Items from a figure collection
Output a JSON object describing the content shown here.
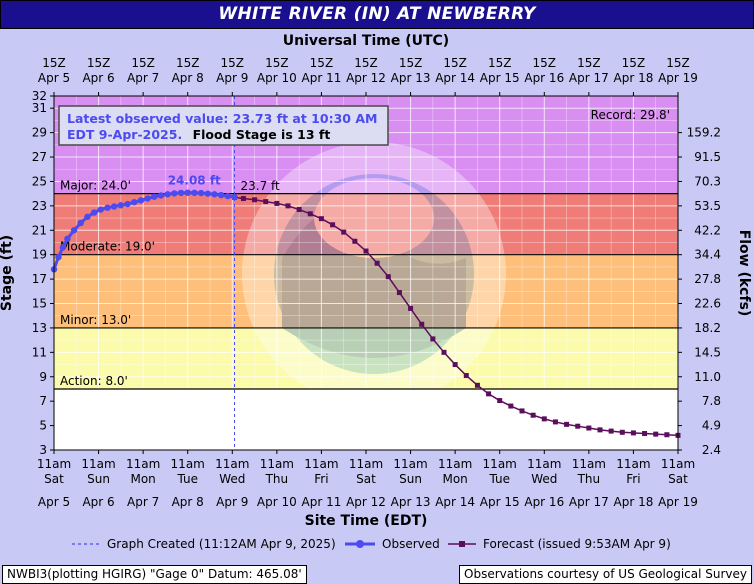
{
  "title": "WHITE RIVER (IN) AT NEWBERRY",
  "colors": {
    "record": "#d98ef2",
    "major": "#f07c77",
    "moderate": "#fdbf79",
    "minor": "#fbfbab",
    "action": "#ffffff",
    "observed": "#4b4bf0",
    "forecast": "#5b0e5b",
    "title_bg": "#1a108f",
    "page_bg": "#c9c9f5"
  },
  "chart_data": {
    "type": "line",
    "top_axis_label": "Universal Time (UTC)",
    "top_ticks": [
      {
        "hour": "15Z",
        "date": "Apr 5"
      },
      {
        "hour": "15Z",
        "date": "Apr 6"
      },
      {
        "hour": "15Z",
        "date": "Apr 7"
      },
      {
        "hour": "15Z",
        "date": "Apr 8"
      },
      {
        "hour": "15Z",
        "date": "Apr 9"
      },
      {
        "hour": "15Z",
        "date": "Apr 10"
      },
      {
        "hour": "15Z",
        "date": "Apr 11"
      },
      {
        "hour": "15Z",
        "date": "Apr 12"
      },
      {
        "hour": "15Z",
        "date": "Apr 13"
      },
      {
        "hour": "15Z",
        "date": "Apr 14"
      },
      {
        "hour": "15Z",
        "date": "Apr 15"
      },
      {
        "hour": "15Z",
        "date": "Apr 16"
      },
      {
        "hour": "15Z",
        "date": "Apr 17"
      },
      {
        "hour": "15Z",
        "date": "Apr 18"
      },
      {
        "hour": "15Z",
        "date": "Apr 19"
      }
    ],
    "bottom_axis_label": "Site Time (EDT)",
    "bottom_ticks": [
      {
        "time": "11am",
        "day": "Sat",
        "date": "Apr 5"
      },
      {
        "time": "11am",
        "day": "Sun",
        "date": "Apr 6"
      },
      {
        "time": "11am",
        "day": "Mon",
        "date": "Apr 7"
      },
      {
        "time": "11am",
        "day": "Tue",
        "date": "Apr 8"
      },
      {
        "time": "11am",
        "day": "Wed",
        "date": "Apr 9"
      },
      {
        "time": "11am",
        "day": "Thu",
        "date": "Apr 10"
      },
      {
        "time": "11am",
        "day": "Fri",
        "date": "Apr 11"
      },
      {
        "time": "11am",
        "day": "Sat",
        "date": "Apr 12"
      },
      {
        "time": "11am",
        "day": "Sun",
        "date": "Apr 13"
      },
      {
        "time": "11am",
        "day": "Mon",
        "date": "Apr 14"
      },
      {
        "time": "11am",
        "day": "Tue",
        "date": "Apr 15"
      },
      {
        "time": "11am",
        "day": "Wed",
        "date": "Apr 16"
      },
      {
        "time": "11am",
        "day": "Thu",
        "date": "Apr 17"
      },
      {
        "time": "11am",
        "day": "Fri",
        "date": "Apr 18"
      },
      {
        "time": "11am",
        "day": "Sat",
        "date": "Apr 19"
      }
    ],
    "ylabel": "Stage (ft)",
    "ylim": [
      3,
      32
    ],
    "yticks": [
      3,
      5,
      7,
      9,
      11,
      13,
      15,
      17,
      19,
      21,
      23,
      25,
      27,
      29,
      31,
      32
    ],
    "y2label": "Flow (kcfs)",
    "y2ticks": [
      {
        "stage": 3,
        "label": "2.4"
      },
      {
        "stage": 5,
        "label": "4.9"
      },
      {
        "stage": 7,
        "label": "7.8"
      },
      {
        "stage": 9,
        "label": "11.0"
      },
      {
        "stage": 11,
        "label": "14.5"
      },
      {
        "stage": 13,
        "label": "18.2"
      },
      {
        "stage": 15,
        "label": "22.6"
      },
      {
        "stage": 17,
        "label": "27.8"
      },
      {
        "stage": 19,
        "label": "34.4"
      },
      {
        "stage": 21,
        "label": "42.2"
      },
      {
        "stage": 23,
        "label": "53.5"
      },
      {
        "stage": 25,
        "label": "70.3"
      },
      {
        "stage": 27,
        "label": "91.5"
      },
      {
        "stage": 29,
        "label": "159.2"
      }
    ],
    "xlim": [
      0,
      14
    ],
    "grid": true,
    "flood_categories": [
      {
        "name": "record",
        "label": "Record: 29.8'",
        "stage": 29.8
      },
      {
        "name": "major",
        "label": "Major: 24.0'",
        "stage": 24.0
      },
      {
        "name": "moderate",
        "label": "Moderate: 19.0'",
        "stage": 19.0
      },
      {
        "name": "minor",
        "label": "Minor: 13.0'",
        "stage": 13.0
      },
      {
        "name": "action",
        "label": "Action: 8.0'",
        "stage": 8.0
      }
    ],
    "annotation_lines": [
      "Latest observed value: 23.73 ft at 10:30 AM",
      "EDT 9-Apr-2025."
    ],
    "annotation_flood_stage": "Flood Stage is 13 ft",
    "peak_label": "24.08 ft",
    "latest_label": "23.7 ft",
    "created_x": 4.05,
    "observed": {
      "x": [
        0.0,
        0.1,
        0.2,
        0.3,
        0.45,
        0.6,
        0.75,
        0.9,
        1.05,
        1.2,
        1.35,
        1.5,
        1.65,
        1.8,
        1.95,
        2.1,
        2.25,
        2.4,
        2.55,
        2.7,
        2.85,
        3.0,
        3.15,
        3.3,
        3.45,
        3.6,
        3.75,
        3.9,
        4.05
      ],
      "y": [
        17.8,
        18.8,
        19.6,
        20.3,
        21.0,
        21.6,
        22.1,
        22.45,
        22.7,
        22.85,
        22.95,
        23.05,
        23.15,
        23.3,
        23.45,
        23.6,
        23.75,
        23.85,
        23.95,
        24.02,
        24.06,
        24.08,
        24.07,
        24.05,
        24.0,
        23.95,
        23.88,
        23.8,
        23.73
      ]
    },
    "forecast": {
      "x": [
        4.05,
        4.25,
        4.5,
        4.75,
        5.0,
        5.25,
        5.5,
        5.75,
        6.0,
        6.25,
        6.5,
        6.75,
        7.0,
        7.25,
        7.5,
        7.75,
        8.0,
        8.25,
        8.5,
        8.75,
        9.0,
        9.25,
        9.5,
        9.75,
        10.0,
        10.25,
        10.5,
        10.75,
        11.0,
        11.25,
        11.5,
        11.75,
        12.0,
        12.25,
        12.5,
        12.75,
        13.0,
        13.25,
        13.5,
        13.75,
        14.0
      ],
      "y": [
        23.7,
        23.6,
        23.5,
        23.35,
        23.2,
        23.0,
        22.7,
        22.35,
        21.95,
        21.45,
        20.85,
        20.1,
        19.3,
        18.3,
        17.2,
        15.9,
        14.6,
        13.3,
        12.1,
        11.0,
        10.0,
        9.1,
        8.3,
        7.6,
        7.05,
        6.6,
        6.2,
        5.85,
        5.55,
        5.3,
        5.1,
        4.95,
        4.8,
        4.65,
        4.55,
        4.45,
        4.4,
        4.35,
        4.3,
        4.25,
        4.2
      ]
    },
    "legend": {
      "created": "Graph Created (11:12AM Apr 9, 2025)",
      "observed": "Observed",
      "forecast": "Forecast (issued 9:53AM Apr 9)"
    }
  },
  "footer": {
    "left": "NWBI3(plotting HGIRG) \"Gage 0\" Datum: 465.08'",
    "right": "Observations courtesy of US Geological Survey"
  }
}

# Task prompt
Filter the records above for "forecast" and copy every matching line.

# Exercise response
    "forecast": "#5b0e5b",
    "forecast": {
      "forecast": "Forecast (issued 9:53AM Apr 9)"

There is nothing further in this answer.